___ TEXTAUSZUG

Pastor Peter Muttersbach (Schöningen) befasste sich in seinem Referat mit der Rechtslage und Rechtspraxis zum Kirchenaustritt und Taufzwang im Herzogtum Braunschweig. Generell richtete sich sein Fokus auf das 19. Jahrhundert, speziell kamen die 1850er Jahre in den Blick. Nach den von Muttersbach untersuchten Vorfällen wären die damals von der Landeskirche durchgeführten Zwangstaufen von Kindern freikirchlicher Mitglieder nicht nur aus heutiger Sicht rechtswidrig gewesen, sondern hätten bereits in ihrer Zeit gegen geltende Freiheitsrechte verstoßen.

Einblick in Kirchenstrukturen gaben die Referate von Dr. Lothar Weiß (Frechen), Professor Dr. Wolfgang Heinrichs (Wuppertal) und Pastor Hartmut Weyel (Brühl). Es ging um Lebensordnung und Kirchenzucht in der altpreußischen evangelischen Landeskirche, beziehungsweise um Theorie und Praxis der Gemeindezucht in der Geschichte der Freien evangelischen Gemeinden. "Man sah den Ausschluss als Heilmittel, nicht als Abschneiden des Heils an", so Heinrichs. Ziel sei die Rückgewinnung der unter Gemeindezucht Gestellen gewesen.

______
___ BEREITGESTELLTES MATERIAL

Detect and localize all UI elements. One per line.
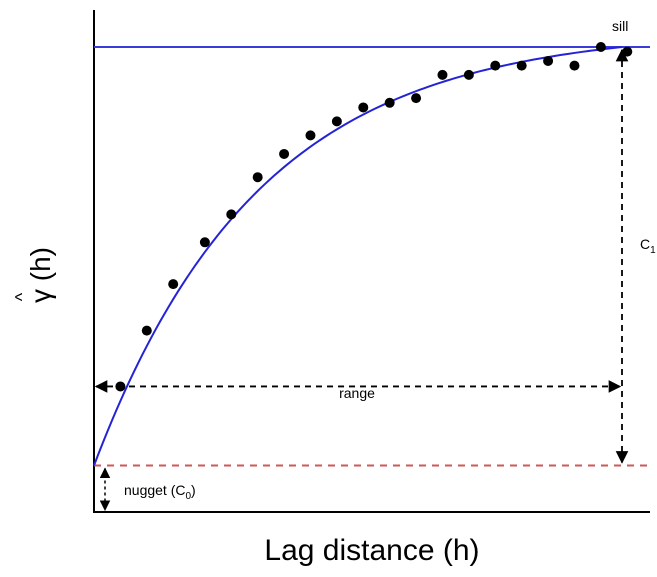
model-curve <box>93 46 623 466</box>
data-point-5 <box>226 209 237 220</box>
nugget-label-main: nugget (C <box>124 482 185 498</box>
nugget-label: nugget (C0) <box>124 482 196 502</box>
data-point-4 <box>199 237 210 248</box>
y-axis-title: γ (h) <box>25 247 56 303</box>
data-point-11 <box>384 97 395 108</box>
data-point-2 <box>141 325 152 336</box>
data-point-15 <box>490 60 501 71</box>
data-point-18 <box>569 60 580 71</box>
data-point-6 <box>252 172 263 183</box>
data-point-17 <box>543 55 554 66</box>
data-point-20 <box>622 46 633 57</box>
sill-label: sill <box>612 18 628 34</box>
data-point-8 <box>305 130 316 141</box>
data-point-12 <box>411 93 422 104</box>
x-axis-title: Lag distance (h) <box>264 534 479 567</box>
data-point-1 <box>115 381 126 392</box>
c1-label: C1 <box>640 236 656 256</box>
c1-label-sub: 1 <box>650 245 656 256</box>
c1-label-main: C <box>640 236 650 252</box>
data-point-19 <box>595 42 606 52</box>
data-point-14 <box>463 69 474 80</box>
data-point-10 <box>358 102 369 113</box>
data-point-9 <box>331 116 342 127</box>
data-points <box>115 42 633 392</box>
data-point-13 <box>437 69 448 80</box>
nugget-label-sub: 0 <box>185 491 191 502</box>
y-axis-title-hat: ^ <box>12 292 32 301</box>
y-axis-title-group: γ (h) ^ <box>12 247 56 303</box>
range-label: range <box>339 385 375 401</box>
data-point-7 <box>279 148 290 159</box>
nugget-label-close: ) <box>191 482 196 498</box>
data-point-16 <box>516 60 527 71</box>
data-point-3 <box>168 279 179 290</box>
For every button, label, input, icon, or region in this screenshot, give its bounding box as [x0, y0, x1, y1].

______
___ BEREITGESTELLTES MATERIAL

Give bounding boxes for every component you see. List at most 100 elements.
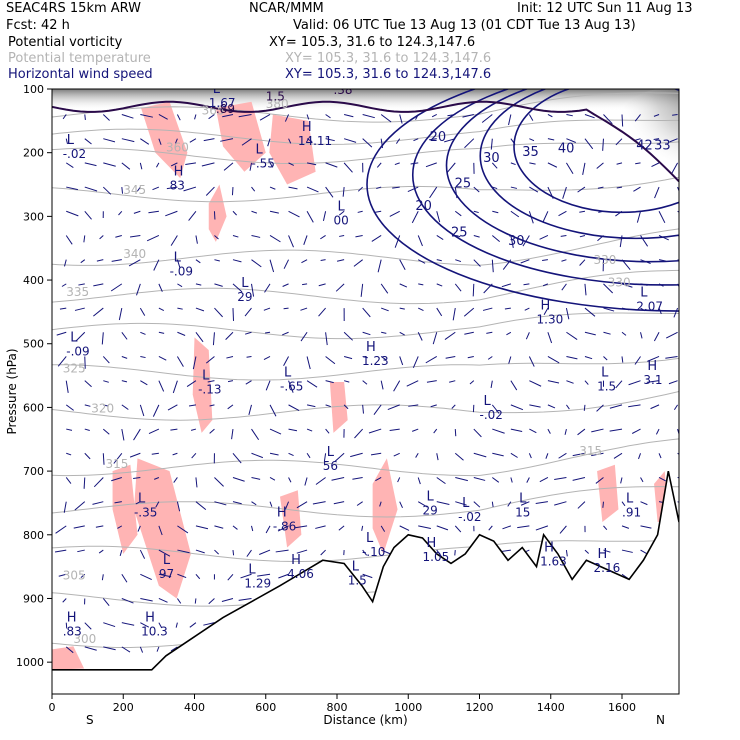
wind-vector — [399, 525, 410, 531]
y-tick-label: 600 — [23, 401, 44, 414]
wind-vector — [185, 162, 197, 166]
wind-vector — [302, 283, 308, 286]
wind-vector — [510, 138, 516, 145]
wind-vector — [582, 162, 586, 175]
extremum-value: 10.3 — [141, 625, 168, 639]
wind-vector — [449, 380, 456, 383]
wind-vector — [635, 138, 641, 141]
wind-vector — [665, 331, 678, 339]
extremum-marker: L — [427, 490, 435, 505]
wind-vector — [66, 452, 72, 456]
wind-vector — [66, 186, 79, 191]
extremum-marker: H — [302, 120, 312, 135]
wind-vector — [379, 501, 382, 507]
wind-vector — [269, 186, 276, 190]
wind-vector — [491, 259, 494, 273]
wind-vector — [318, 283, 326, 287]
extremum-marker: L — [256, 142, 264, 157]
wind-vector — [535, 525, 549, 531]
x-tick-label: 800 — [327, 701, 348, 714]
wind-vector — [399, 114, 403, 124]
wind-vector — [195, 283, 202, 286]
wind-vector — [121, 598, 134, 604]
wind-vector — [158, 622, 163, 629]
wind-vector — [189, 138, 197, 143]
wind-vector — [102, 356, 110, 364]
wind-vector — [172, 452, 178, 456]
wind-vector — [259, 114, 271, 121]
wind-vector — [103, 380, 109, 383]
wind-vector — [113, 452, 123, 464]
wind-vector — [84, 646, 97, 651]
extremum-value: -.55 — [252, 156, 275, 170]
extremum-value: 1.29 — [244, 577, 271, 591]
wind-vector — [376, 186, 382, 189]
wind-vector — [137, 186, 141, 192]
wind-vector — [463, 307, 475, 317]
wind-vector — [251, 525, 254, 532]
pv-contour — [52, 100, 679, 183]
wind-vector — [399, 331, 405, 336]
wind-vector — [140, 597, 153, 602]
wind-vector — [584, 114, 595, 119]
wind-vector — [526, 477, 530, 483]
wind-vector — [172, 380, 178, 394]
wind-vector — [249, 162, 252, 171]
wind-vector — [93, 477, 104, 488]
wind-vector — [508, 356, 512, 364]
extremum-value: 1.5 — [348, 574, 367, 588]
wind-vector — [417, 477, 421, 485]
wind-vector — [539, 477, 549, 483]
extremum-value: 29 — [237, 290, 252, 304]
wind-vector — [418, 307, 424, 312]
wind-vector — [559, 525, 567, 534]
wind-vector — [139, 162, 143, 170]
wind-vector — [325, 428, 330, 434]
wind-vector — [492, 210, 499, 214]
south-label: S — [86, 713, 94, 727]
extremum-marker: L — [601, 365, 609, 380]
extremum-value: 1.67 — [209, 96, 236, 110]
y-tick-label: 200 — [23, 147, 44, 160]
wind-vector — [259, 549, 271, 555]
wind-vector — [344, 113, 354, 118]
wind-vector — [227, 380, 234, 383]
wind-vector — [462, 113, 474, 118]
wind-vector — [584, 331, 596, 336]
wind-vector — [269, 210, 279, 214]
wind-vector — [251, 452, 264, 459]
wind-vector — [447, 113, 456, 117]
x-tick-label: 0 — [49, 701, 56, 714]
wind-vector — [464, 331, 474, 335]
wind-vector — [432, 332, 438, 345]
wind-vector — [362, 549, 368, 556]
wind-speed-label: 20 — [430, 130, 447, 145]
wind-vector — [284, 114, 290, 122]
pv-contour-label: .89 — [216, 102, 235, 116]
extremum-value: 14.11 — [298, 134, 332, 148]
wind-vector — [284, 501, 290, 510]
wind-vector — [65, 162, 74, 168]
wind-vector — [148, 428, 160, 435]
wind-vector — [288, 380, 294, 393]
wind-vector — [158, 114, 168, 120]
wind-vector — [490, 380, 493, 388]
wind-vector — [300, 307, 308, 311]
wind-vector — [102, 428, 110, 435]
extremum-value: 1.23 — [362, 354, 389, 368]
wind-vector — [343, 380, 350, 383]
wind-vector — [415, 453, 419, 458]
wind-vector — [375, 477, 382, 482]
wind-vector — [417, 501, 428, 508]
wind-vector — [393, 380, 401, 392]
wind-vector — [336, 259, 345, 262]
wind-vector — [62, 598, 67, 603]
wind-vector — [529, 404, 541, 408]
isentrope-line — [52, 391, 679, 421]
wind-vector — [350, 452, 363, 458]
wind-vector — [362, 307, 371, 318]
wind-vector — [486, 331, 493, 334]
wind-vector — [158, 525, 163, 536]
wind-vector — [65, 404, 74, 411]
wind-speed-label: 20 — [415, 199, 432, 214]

______

**AUFGABE**: Schreiben Sie den Bericht über die Referate zur Kirchengeschichte im Anschluss an seinen letzten Satz weiter. Die Datensätze werden hier nicht gebraucht.

**LÖSUNG**:
Der VFF wurde im Jahr 1990 von Theologen und Historiker aus verschiedenen Freikirchen gegründet. Theologische und kirchengeschichtliche Fragen sollen wissenschaftlich aus freikirchlichen Blickwinkeln beleuchtet werden. Darüber hinaus möchte der Verein Freikirchen bei der sachgerechten Archivierung von Quellenmaterial und beim Auf- und Ausbau von Archiven unterstützen. Die in Kaub gehaltenen Referate werden im VFF-Jahrbuch dokumentiert, das 2015 erscheinen soll.